What you should do: Count the lines in the records below that contain the string "Bandar", treating uppercase and lowercase as different. Reply with the number only.

Data for this exercise:
"""

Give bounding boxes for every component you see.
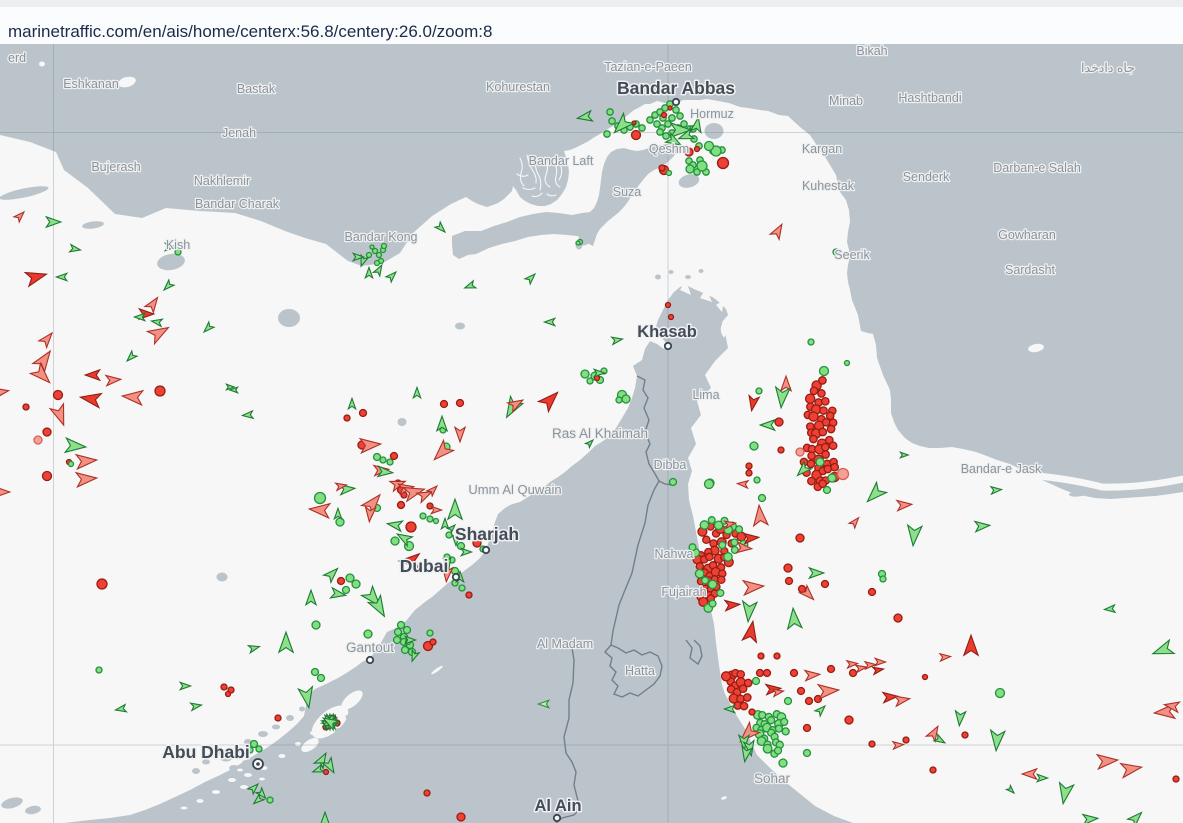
svg-text:Abu Dhabi: Abu Dhabi — [162, 742, 250, 762]
svg-text:Suza: Suza — [613, 185, 642, 199]
svg-text:Kish: Kish — [166, 238, 190, 252]
svg-text:Eshkanan: Eshkanan — [63, 77, 119, 91]
svg-text:erd: erd — [8, 51, 26, 65]
svg-text:Jenah: Jenah — [222, 126, 256, 140]
svg-text:Nakhlemir: Nakhlemir — [194, 174, 250, 188]
svg-text:Bandar Kong: Bandar Kong — [345, 230, 418, 244]
svg-text:Al Madam: Al Madam — [537, 637, 593, 651]
svg-text:Dubai: Dubai — [400, 556, 449, 576]
svg-text:Bandar Charak: Bandar Charak — [195, 197, 280, 211]
svg-text:Sardasht: Sardasht — [1005, 263, 1056, 277]
svg-text:Lima: Lima — [692, 388, 719, 402]
svg-text:Bandar Abbas: Bandar Abbas — [617, 78, 735, 98]
svg-text:Dibba: Dibba — [654, 458, 687, 472]
svg-text:Sharjah: Sharjah — [455, 524, 519, 544]
svg-text:Seerik: Seerik — [834, 248, 870, 262]
svg-text:Hatta: Hatta — [625, 664, 655, 678]
svg-text:Gantout: Gantout — [346, 640, 394, 655]
svg-text:Darban-e Salah: Darban-e Salah — [993, 161, 1081, 175]
svg-text:Bastak: Bastak — [237, 82, 276, 96]
svg-text:Kuhestak: Kuhestak — [802, 179, 855, 193]
svg-text:Qeshm: Qeshm — [649, 142, 689, 156]
svg-text:Ras Al Khaimah: Ras Al Khaimah — [552, 426, 648, 441]
svg-text:Minab: Minab — [829, 94, 863, 108]
svg-text:Kohurestan: Kohurestan — [486, 80, 550, 94]
svg-text:Kargan: Kargan — [802, 142, 842, 156]
svg-text:Sohar: Sohar — [754, 771, 791, 786]
svg-text:Hashtbandi: Hashtbandi — [898, 91, 961, 105]
svg-text:Al Ain: Al Ain — [534, 797, 581, 815]
svg-text:Tazian-e-Paeen: Tazian-e-Paeen — [604, 60, 692, 74]
svg-text:Bandar Laft: Bandar Laft — [529, 154, 594, 168]
svg-text:Khasab: Khasab — [637, 323, 697, 341]
svg-text:Gowharan: Gowharan — [998, 228, 1056, 242]
svg-text:Senderk: Senderk — [903, 170, 950, 184]
svg-text:جاه دادخدا: جاه دادخدا — [1081, 61, 1135, 75]
svg-text:Bandar-e Jask: Bandar-e Jask — [961, 462, 1042, 476]
svg-text:Bujerash: Bujerash — [91, 160, 140, 174]
svg-text:Hormuz: Hormuz — [690, 107, 734, 121]
svg-text:Fujairah: Fujairah — [661, 585, 706, 599]
svg-text:Umm Al Quwain: Umm Al Quwain — [468, 482, 561, 497]
svg-text:Nahwa: Nahwa — [655, 547, 694, 561]
svg-text:Bikah: Bikah — [856, 44, 887, 58]
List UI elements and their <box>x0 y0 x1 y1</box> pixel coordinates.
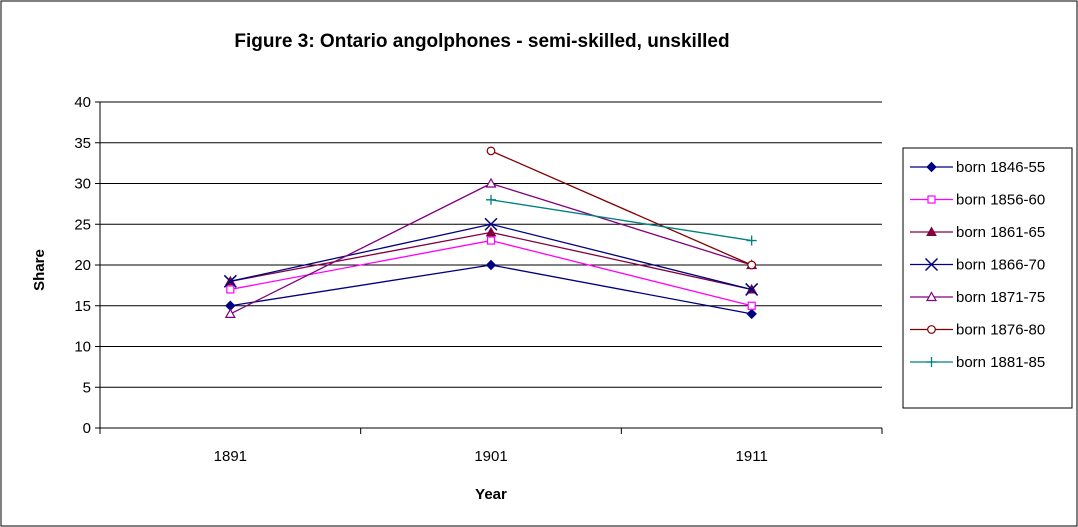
legend-label: born 1866-70 <box>956 257 1045 274</box>
data-point <box>224 308 236 318</box>
x-tick-label: 1901 <box>474 448 507 465</box>
legend-label: born 1856-60 <box>956 192 1045 209</box>
legend-entry: born 1881-85 <box>910 354 1045 371</box>
legend-marker <box>926 226 937 236</box>
data-point <box>485 259 497 271</box>
data-point <box>486 146 496 156</box>
data-point <box>747 301 756 310</box>
data-point <box>485 177 497 188</box>
legend-marker <box>926 161 937 173</box>
legend-marker <box>927 325 936 334</box>
y-tick-label: 30 <box>74 176 91 193</box>
y-tick-label: 15 <box>74 298 91 315</box>
data-point <box>486 236 496 245</box>
y-axis-title: Share <box>31 249 48 291</box>
data-point <box>485 226 497 237</box>
data-point <box>746 308 757 320</box>
legend-entry: born 1861-65 <box>910 224 1045 241</box>
series-2 <box>226 236 756 310</box>
legend-label: born 1881-85 <box>956 354 1045 371</box>
x-tick-label: 1891 <box>214 448 247 465</box>
series-4 <box>223 217 759 296</box>
y-tick-label: 35 <box>74 135 91 152</box>
y-tick-label: 25 <box>74 216 91 233</box>
data-point <box>223 274 237 288</box>
legend-label: born 1861-65 <box>956 224 1045 241</box>
series-1 <box>225 259 757 320</box>
legend-label: born 1876-80 <box>956 322 1045 339</box>
axes: 0 5 10 15 20 25 30 35 40 1891 1901 1911 <box>74 94 883 465</box>
data-point <box>747 260 757 270</box>
legend: born 1846-55 born 1856-60 born 1861-65 born… <box>902 147 1073 409</box>
legend-entry: born 1871-75 <box>910 289 1045 306</box>
legend-label: born 1846-55 <box>956 159 1045 176</box>
chart-title: Figure 3: Ontario angolphones - semi-ski… <box>234 31 729 52</box>
y-tick-label: 5 <box>83 379 91 396</box>
y-tick-label: 0 <box>83 420 91 437</box>
y-tick-label: 10 <box>74 339 91 356</box>
legend-marker <box>926 357 937 367</box>
legend-marker <box>924 257 939 272</box>
legend-marker <box>927 195 936 204</box>
legend-entry: born 1846-55 <box>910 159 1045 176</box>
legend-label: born 1871-75 <box>956 289 1045 306</box>
legend-marker <box>925 291 938 302</box>
data-point <box>746 235 757 246</box>
y-tick-label: 20 <box>74 257 91 274</box>
data-point <box>486 194 496 205</box>
series-line <box>490 150 752 266</box>
legend-entry: born 1856-60 <box>910 192 1045 209</box>
legend-entry: born 1876-80 <box>910 322 1045 339</box>
y-tick-label: 40 <box>74 94 91 111</box>
series-group <box>223 146 759 320</box>
x-tick-label: 1911 <box>736 448 768 465</box>
legend-entry: born 1866-70 <box>910 257 1045 274</box>
series-6 <box>486 146 757 270</box>
series-7 <box>486 194 757 246</box>
x-axis-title: Year <box>475 486 507 503</box>
data-point <box>484 217 498 231</box>
data-point <box>745 282 759 296</box>
series-line <box>490 199 752 242</box>
data-point <box>226 285 235 294</box>
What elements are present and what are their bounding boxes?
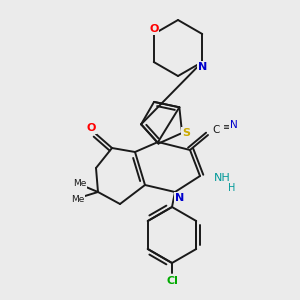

"""

Result for this task: 5